Given request:
Copy each line of the entries that contains the word "leur".

Dataset:

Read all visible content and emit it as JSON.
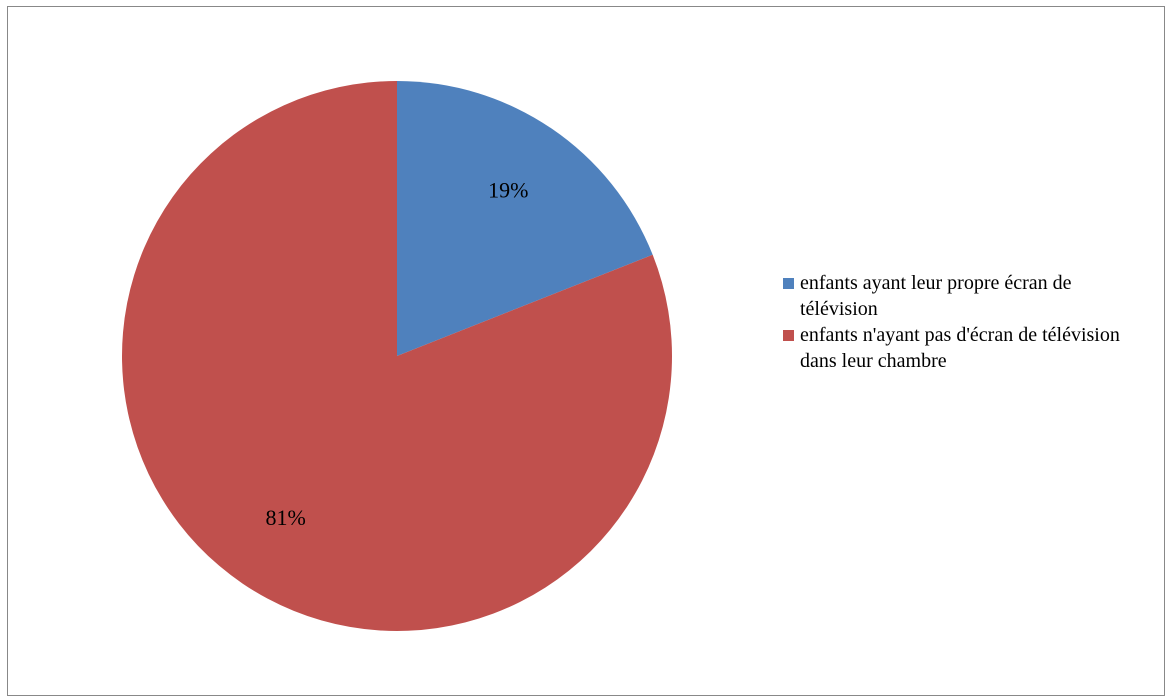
{
  "chart_data": {
    "type": "pie",
    "title": "",
    "slices": [
      {
        "label": "enfants ayant leur propre écran de télévision",
        "value": 19,
        "display": "19%",
        "color": "#4F81BD"
      },
      {
        "label": "enfants n'ayant pas d'écran de télévision dans leur chambre",
        "value": 81,
        "display": "81%",
        "color": "#C0504D"
      }
    ],
    "legend_position": "right",
    "start_angle": "12 o'clock",
    "direction": "clockwise"
  }
}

Exercise result:
        "label": "enfants ayant leur propre écran de télévision",
        "label": "enfants n'ayant pas d'écran de télévision dans leur chambre",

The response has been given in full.